Scan the listing below and copy every line holding "JSON".

[Data rows]
- - - - -

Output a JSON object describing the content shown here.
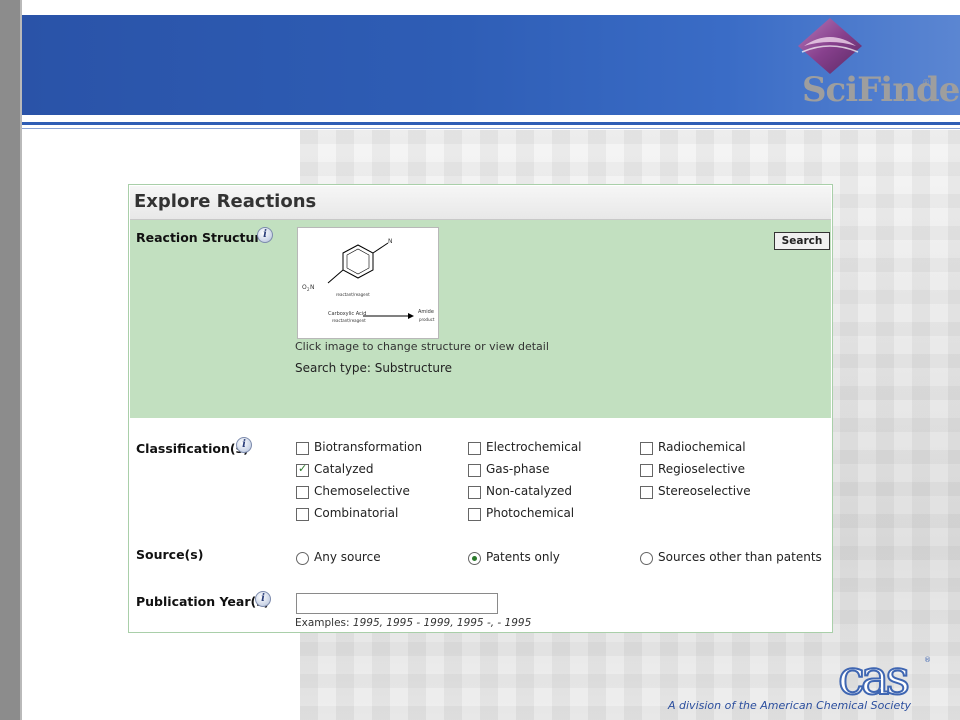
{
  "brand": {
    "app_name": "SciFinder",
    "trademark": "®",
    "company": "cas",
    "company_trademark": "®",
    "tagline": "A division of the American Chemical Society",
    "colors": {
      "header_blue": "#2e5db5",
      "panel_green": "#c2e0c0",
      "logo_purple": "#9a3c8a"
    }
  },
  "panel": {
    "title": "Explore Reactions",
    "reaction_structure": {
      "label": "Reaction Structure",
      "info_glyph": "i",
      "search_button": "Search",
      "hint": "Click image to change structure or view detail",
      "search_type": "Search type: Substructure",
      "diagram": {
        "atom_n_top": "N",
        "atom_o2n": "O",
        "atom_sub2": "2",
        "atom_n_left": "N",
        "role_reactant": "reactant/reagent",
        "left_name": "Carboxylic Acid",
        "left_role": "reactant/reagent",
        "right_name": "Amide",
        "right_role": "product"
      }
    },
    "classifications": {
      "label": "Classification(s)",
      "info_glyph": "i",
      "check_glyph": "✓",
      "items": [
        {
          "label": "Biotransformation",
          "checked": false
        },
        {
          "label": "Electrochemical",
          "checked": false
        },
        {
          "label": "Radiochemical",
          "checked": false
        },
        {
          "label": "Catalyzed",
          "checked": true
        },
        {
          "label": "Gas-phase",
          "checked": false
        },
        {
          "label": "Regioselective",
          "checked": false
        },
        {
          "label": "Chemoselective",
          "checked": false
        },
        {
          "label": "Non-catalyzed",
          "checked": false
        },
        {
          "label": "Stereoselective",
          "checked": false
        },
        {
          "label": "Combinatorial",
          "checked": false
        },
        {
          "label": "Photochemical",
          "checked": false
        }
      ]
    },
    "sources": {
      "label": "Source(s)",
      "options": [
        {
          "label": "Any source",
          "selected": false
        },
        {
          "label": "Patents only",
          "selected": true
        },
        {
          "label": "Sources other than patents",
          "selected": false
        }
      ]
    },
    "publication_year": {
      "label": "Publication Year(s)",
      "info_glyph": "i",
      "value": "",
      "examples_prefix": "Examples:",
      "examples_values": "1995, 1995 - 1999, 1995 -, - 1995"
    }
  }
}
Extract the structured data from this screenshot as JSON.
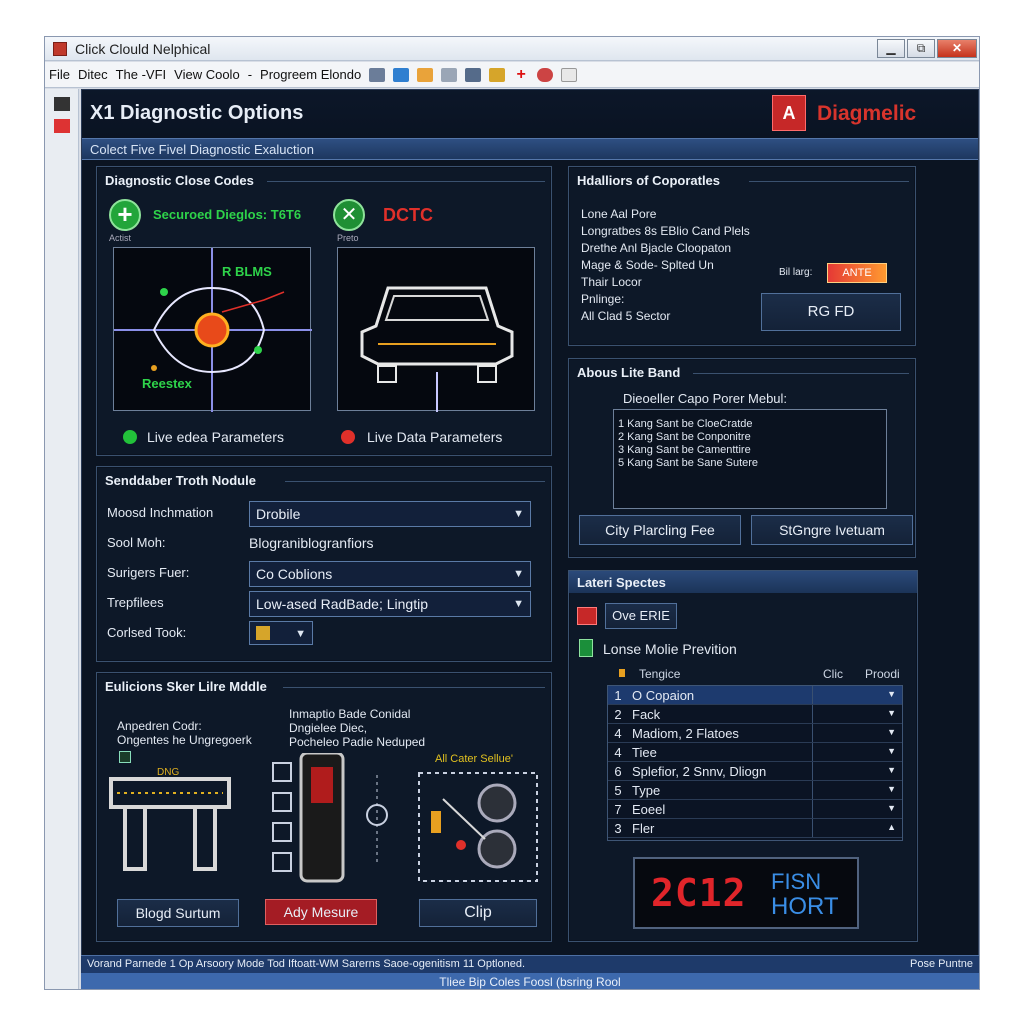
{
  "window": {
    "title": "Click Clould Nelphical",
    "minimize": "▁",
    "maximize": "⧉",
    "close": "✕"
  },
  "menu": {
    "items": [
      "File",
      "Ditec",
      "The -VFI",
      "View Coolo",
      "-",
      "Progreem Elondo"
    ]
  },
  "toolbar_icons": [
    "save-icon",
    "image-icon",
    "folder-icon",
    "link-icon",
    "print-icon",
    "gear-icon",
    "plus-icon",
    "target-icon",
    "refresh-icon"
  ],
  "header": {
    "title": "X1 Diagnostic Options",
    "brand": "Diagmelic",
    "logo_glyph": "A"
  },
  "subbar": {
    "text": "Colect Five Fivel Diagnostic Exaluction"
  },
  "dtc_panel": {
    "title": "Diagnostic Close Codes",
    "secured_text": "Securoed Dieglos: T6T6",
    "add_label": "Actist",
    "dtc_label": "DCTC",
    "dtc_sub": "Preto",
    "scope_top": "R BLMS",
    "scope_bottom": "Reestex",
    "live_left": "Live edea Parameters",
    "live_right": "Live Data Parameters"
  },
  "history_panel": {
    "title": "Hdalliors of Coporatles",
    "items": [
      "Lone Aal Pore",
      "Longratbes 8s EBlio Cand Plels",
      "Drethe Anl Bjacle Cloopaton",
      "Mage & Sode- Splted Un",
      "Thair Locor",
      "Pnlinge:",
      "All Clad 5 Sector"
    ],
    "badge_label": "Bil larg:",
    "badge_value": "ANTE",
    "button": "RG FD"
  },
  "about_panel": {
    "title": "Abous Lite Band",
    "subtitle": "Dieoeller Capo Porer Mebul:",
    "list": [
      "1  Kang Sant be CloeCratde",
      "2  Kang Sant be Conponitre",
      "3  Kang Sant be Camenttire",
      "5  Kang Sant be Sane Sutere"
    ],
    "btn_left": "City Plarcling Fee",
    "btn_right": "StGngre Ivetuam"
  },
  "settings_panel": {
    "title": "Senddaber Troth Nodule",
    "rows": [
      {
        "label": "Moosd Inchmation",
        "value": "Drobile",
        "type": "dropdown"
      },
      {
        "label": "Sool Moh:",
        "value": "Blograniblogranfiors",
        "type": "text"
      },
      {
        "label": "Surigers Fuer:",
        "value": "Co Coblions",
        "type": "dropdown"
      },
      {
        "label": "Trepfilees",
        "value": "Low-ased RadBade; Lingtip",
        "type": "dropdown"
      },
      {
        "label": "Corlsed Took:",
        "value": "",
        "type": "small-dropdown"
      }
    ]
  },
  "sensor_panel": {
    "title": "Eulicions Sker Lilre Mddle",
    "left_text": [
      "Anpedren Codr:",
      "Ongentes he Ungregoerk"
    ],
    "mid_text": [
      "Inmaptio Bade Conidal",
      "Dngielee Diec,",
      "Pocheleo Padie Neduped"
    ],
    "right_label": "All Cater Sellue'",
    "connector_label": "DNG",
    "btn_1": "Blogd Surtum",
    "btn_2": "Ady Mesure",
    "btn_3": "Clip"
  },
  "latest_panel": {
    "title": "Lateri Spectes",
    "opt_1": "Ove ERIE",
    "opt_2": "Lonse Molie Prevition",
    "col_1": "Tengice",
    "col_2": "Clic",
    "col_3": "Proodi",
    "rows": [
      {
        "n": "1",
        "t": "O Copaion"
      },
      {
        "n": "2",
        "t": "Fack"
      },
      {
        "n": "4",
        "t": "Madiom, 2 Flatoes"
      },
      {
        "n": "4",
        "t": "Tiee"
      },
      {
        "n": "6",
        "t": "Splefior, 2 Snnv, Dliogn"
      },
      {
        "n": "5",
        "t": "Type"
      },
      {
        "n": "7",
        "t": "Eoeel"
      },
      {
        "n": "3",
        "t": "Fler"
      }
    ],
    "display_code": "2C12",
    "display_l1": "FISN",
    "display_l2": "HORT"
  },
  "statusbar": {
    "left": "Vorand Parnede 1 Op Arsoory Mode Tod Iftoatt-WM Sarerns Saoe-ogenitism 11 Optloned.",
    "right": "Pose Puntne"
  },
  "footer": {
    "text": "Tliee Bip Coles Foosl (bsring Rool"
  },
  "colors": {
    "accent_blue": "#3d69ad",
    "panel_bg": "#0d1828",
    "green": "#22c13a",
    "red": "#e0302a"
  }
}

- - - - -

[The answer]
Output a JSON object describing the content shown here.
Extract the structured data from this screenshot as JSON.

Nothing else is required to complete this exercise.